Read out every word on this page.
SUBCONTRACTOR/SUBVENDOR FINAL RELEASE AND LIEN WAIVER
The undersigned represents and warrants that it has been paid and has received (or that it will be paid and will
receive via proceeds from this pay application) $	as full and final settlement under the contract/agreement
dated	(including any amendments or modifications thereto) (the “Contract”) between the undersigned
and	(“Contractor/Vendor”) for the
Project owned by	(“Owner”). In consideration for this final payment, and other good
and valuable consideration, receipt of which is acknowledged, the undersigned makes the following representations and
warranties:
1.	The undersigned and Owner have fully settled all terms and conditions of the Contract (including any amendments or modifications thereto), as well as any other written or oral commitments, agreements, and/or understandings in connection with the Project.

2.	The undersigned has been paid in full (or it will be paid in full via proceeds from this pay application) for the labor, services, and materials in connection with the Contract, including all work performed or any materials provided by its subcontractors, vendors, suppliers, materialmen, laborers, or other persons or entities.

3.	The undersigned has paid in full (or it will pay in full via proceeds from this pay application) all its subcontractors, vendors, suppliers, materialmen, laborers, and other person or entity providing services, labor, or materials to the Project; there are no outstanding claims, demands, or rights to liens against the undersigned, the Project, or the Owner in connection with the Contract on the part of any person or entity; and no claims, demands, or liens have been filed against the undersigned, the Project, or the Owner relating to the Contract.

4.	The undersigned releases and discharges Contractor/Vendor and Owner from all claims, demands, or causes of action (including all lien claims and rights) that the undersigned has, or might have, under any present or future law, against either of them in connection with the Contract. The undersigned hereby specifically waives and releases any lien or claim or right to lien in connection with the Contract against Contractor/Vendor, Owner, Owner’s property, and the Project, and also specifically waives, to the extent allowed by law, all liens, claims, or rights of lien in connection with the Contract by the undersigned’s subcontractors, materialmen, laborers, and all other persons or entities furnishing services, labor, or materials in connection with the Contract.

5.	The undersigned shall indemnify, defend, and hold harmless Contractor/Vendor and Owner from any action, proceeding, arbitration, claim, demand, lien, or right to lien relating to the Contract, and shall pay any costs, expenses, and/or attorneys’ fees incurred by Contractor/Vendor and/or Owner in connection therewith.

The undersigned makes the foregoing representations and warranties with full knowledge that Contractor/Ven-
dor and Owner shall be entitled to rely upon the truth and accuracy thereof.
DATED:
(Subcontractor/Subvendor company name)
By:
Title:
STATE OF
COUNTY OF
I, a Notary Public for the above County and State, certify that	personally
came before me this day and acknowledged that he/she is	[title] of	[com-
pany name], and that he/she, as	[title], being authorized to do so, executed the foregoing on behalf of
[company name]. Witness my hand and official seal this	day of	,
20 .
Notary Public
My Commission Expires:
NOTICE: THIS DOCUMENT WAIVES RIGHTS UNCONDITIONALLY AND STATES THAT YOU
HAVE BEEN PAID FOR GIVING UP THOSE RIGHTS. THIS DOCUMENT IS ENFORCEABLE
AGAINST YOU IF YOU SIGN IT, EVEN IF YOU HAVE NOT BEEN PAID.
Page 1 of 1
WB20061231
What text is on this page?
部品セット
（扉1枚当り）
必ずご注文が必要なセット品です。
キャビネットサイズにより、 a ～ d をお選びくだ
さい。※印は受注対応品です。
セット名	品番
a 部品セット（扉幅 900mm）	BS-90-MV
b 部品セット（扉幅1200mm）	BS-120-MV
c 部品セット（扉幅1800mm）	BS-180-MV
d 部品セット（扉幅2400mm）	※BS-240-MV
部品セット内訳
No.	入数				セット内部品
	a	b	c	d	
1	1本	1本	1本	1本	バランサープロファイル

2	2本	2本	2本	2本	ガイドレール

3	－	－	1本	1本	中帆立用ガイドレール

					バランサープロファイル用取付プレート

* * * * *

Task brief – Give all the entries again exactly; leave none out.

Result of this task –
Read out every word on this page.
SUBCONTRACTOR/SUBVENDOR FINAL RELEASE AND LIEN WAIVER
The undersigned represents and warrants that it has been paid and has received (or that it will be paid and will
receive via proceeds from this pay application) $	as full and final settlement under the contract/agreement
dated	(including any amendments or modifications thereto) (the “Contract”) between the undersigned
and	(“Contractor/Vendor”) for the
Project owned by	(“Owner”). In consideration for this final payment, and other good
and valuable consideration, receipt of which is acknowledged, the undersigned makes the following representations and
warranties:
1.	The undersigned and Owner have fully settled all terms and conditions of the Contract (including any amendments or modifications thereto), as well as any other written or oral commitments, agreements, and/or understandings in connection with the Project.

2.	The undersigned has been paid in full (or it will be paid in full via proceeds from this pay application) for the labor, services, and materials in connection with the Contract, including all work performed or any materials provided by its subcontractors, vendors, suppliers, materialmen, laborers, or other persons or entities.

3.	The undersigned has paid in full (or it will pay in full via proceeds from this pay application) all its subcontractors, vendors, suppliers, materialmen, laborers, and other person or entity providing services, labor, or materials to the Project; there are no outstanding claims, demands, or rights to liens against the undersigned, the Project, or the Owner in connection with the Contract on the part of any person or entity; and no claims, demands, or liens have been filed against the undersigned, the Project, or the Owner relating to the Contract.

4.	The undersigned releases and discharges Contractor/Vendor and Owner from all claims, demands, or causes of action (including all lien claims and rights) that the undersigned has, or might have, under any present or future law, against either of them in connection with the Contract. The undersigned hereby specifically waives and releases any lien or claim or right to lien in connection with the Contract against Contractor/Vendor, Owner, Owner’s property, and the Project, and also specifically waives, to the extent allowed by law, all liens, claims, or rights of lien in connection with the Contract by the undersigned’s subcontractors, materialmen, laborers, and all other persons or entities furnishing services, labor, or materials in connection with the Contract.

5.	The undersigned shall indemnify, defend, and hold harmless Contractor/Vendor and Owner from any action, proceeding, arbitration, claim, demand, lien, or right to lien relating to the Contract, and shall pay any costs, expenses, and/or attorneys’ fees incurred by Contractor/Vendor and/or Owner in connection therewith.

The undersigned makes the foregoing representations and warranties with full knowledge that Contractor/Ven-
dor and Owner shall be entitled to rely upon the truth and accuracy thereof.
DATED:
(Subcontractor/Subvendor company name)
By:
Title:
STATE OF
COUNTY OF
I, a Notary Public for the above County and State, certify that	personally
came before me this day and acknowledged that he/she is	[title] of	[com-
pany name], and that he/she, as	[title], being authorized to do so, executed the foregoing on behalf of
[company name]. Witness my hand and official seal this	day of	,
20 .
Notary Public
My Commission Expires:
NOTICE: THIS DOCUMENT WAIVES RIGHTS UNCONDITIONALLY AND STATES THAT YOU
HAVE BEEN PAID FOR GIVING UP THOSE RIGHTS. THIS DOCUMENT IS ENFORCEABLE
AGAINST YOU IF YOU SIGN IT, EVEN IF YOU HAVE NOT BEEN PAID.
Page 1 of 1
WB20061231
What text is on this page?
部品セット
（扉1枚当り）
必ずご注文が必要なセット品です。
キャビネットサイズにより、 a ～ d をお選びくだ
さい。※印は受注対応品です。
セット名	品番
a 部品セット（扉幅 900mm）	BS-90-MV
b 部品セット（扉幅1200mm）	BS-120-MV
c 部品セット（扉幅1800mm）	BS-180-MV
d 部品セット（扉幅2400mm）	※BS-240-MV
部品セット内訳
No.	入数				セット内部品
	a	b	c	d	
1	1本	1本	1本	1本	バランサープロファイル

2	2本	2本	2本	2本	ガイドレール

3	－	－	1本	1本	中帆立用ガイドレール

					バランサープロファイル用取付プレート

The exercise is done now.